SUPPLIED RECORDS →

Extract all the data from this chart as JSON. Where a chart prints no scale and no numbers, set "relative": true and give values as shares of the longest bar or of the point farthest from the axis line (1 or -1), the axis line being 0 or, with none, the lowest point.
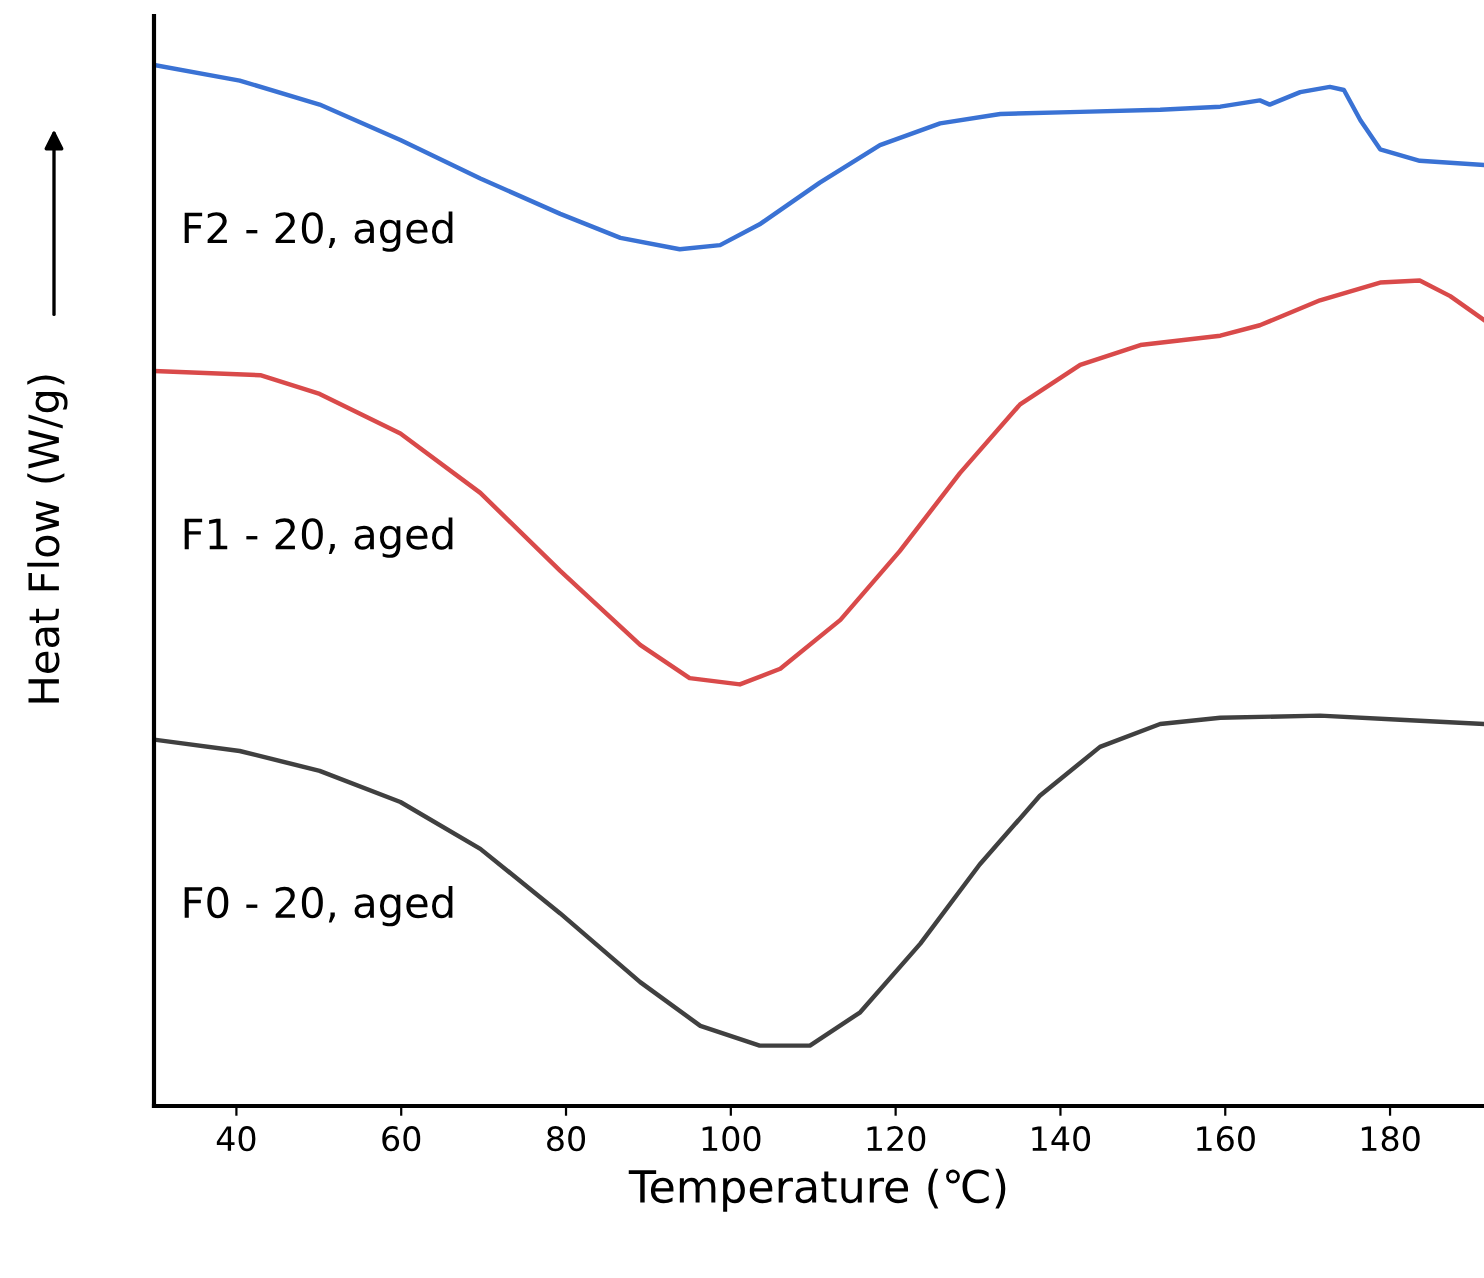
{
  "chart_data": {
    "type": "line",
    "xlabel": "Temperature (℃)",
    "ylabel": "Heat Flow (W/g)",
    "relative": true,
    "xlim": [
      30,
      191.4
    ],
    "xticks": [
      40,
      60,
      80,
      100,
      120,
      140,
      160,
      180
    ],
    "tick_labels": "x",
    "grid": false,
    "legend": false,
    "marker": "none",
    "line_style": "solid",
    "series": [
      {
        "name": "F2 - 20, aged",
        "color": "#3a72d4",
        "x": [
          30,
          40.4,
          50.1,
          59.9,
          69.6,
          79.3,
          86.6,
          93.8,
          98.7,
          103.5,
          110.8,
          118.1,
          125.4,
          132.7,
          142.4,
          152.1,
          159.4,
          164.2,
          165.4,
          169.1,
          172.7,
          174.4,
          176.4,
          178.8,
          183.6,
          191.4
        ],
        "values": [
          1.0,
          0.985,
          0.962,
          0.928,
          0.891,
          0.857,
          0.834,
          0.823,
          0.827,
          0.847,
          0.887,
          0.923,
          0.944,
          0.953,
          0.955,
          0.957,
          0.96,
          0.966,
          0.962,
          0.974,
          0.979,
          0.976,
          0.947,
          0.919,
          0.908,
          0.904
        ]
      },
      {
        "name": "F1 - 20, aged",
        "color": "#d94a4a",
        "x": [
          30,
          42.9,
          50.1,
          59.9,
          69.6,
          79.3,
          89,
          95,
          101.1,
          106,
          113.3,
          120.5,
          127.8,
          135.1,
          142.4,
          149.7,
          159.4,
          164.2,
          171.5,
          178.8,
          183.6,
          187.3,
          191.4
        ],
        "values": [
          0.706,
          0.702,
          0.684,
          0.646,
          0.589,
          0.514,
          0.443,
          0.411,
          0.405,
          0.42,
          0.467,
          0.533,
          0.608,
          0.674,
          0.712,
          0.731,
          0.74,
          0.75,
          0.774,
          0.791,
          0.793,
          0.778,
          0.755
        ]
      },
      {
        "name": "F0 - 20, aged",
        "color": "#404040",
        "x": [
          30,
          40.4,
          50.1,
          59.9,
          69.6,
          79.3,
          89,
          96.3,
          103.5,
          109.6,
          115.7,
          123,
          130.2,
          137.5,
          144.8,
          152.1,
          159.4,
          171.5,
          181.2,
          191.4
        ],
        "values": [
          0.352,
          0.341,
          0.322,
          0.292,
          0.247,
          0.185,
          0.119,
          0.077,
          0.058,
          0.058,
          0.09,
          0.156,
          0.232,
          0.298,
          0.345,
          0.367,
          0.373,
          0.375,
          0.371,
          0.367
        ]
      }
    ]
  }
}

WORK TO DO → Transcribe every record above exactly as written, leaving out any pictures.

SOLUTION FOR THIS TASK →
Extract all the data from this chart as JSON. Where a chart prints no scale and no numbers, set "relative": true and give values as shares of the longest bar or of the point farthest from the axis line (1 or -1), the axis line being 0 or, with none, the lowest point.
{
  "chart_data": {
    "type": "line",
    "xlabel": "Temperature (℃)",
    "ylabel": "Heat Flow (W/g)",
    "relative": true,
    "xlim": [
      30,
      191.4
    ],
    "xticks": [
      40,
      60,
      80,
      100,
      120,
      140,
      160,
      180
    ],
    "tick_labels": "x",
    "grid": false,
    "legend": false,
    "marker": "none",
    "line_style": "solid",
    "series": [
      {
        "name": "F2 - 20, aged",
        "color": "#3a72d4",
        "x": [
          30,
          40.4,
          50.1,
          59.9,
          69.6,
          79.3,
          86.6,
          93.8,
          98.7,
          103.5,
          110.8,
          118.1,
          125.4,
          132.7,
          142.4,
          152.1,
          159.4,
          164.2,
          165.4,
          169.1,
          172.7,
          174.4,
          176.4,
          178.8,
          183.6,
          191.4
        ],
        "values": [
          1.0,
          0.985,
          0.962,
          0.928,
          0.891,
          0.857,
          0.834,
          0.823,
          0.827,
          0.847,
          0.887,
          0.923,
          0.944,
          0.953,
          0.955,
          0.957,
          0.96,
          0.966,
          0.962,
          0.974,
          0.979,
          0.976,
          0.947,
          0.919,
          0.908,
          0.904
        ]
      },
      {
        "name": "F1 - 20, aged",
        "color": "#d94a4a",
        "x": [
          30,
          42.9,
          50.1,
          59.9,
          69.6,
          79.3,
          89,
          95,
          101.1,
          106,
          113.3,
          120.5,
          127.8,
          135.1,
          142.4,
          149.7,
          159.4,
          164.2,
          171.5,
          178.8,
          183.6,
          187.3,
          191.4
        ],
        "values": [
          0.706,
          0.702,
          0.684,
          0.646,
          0.589,
          0.514,
          0.443,
          0.411,
          0.405,
          0.42,
          0.467,
          0.533,
          0.608,
          0.674,
          0.712,
          0.731,
          0.74,
          0.75,
          0.774,
          0.791,
          0.793,
          0.778,
          0.755
        ]
      },
      {
        "name": "F0 - 20, aged",
        "color": "#404040",
        "x": [
          30,
          40.4,
          50.1,
          59.9,
          69.6,
          79.3,
          89,
          96.3,
          103.5,
          109.6,
          115.7,
          123,
          130.2,
          137.5,
          144.8,
          152.1,
          159.4,
          171.5,
          181.2,
          191.4
        ],
        "values": [
          0.352,
          0.341,
          0.322,
          0.292,
          0.247,
          0.185,
          0.119,
          0.077,
          0.058,
          0.058,
          0.09,
          0.156,
          0.232,
          0.298,
          0.345,
          0.367,
          0.373,
          0.375,
          0.371,
          0.367
        ]
      }
    ]
  }
}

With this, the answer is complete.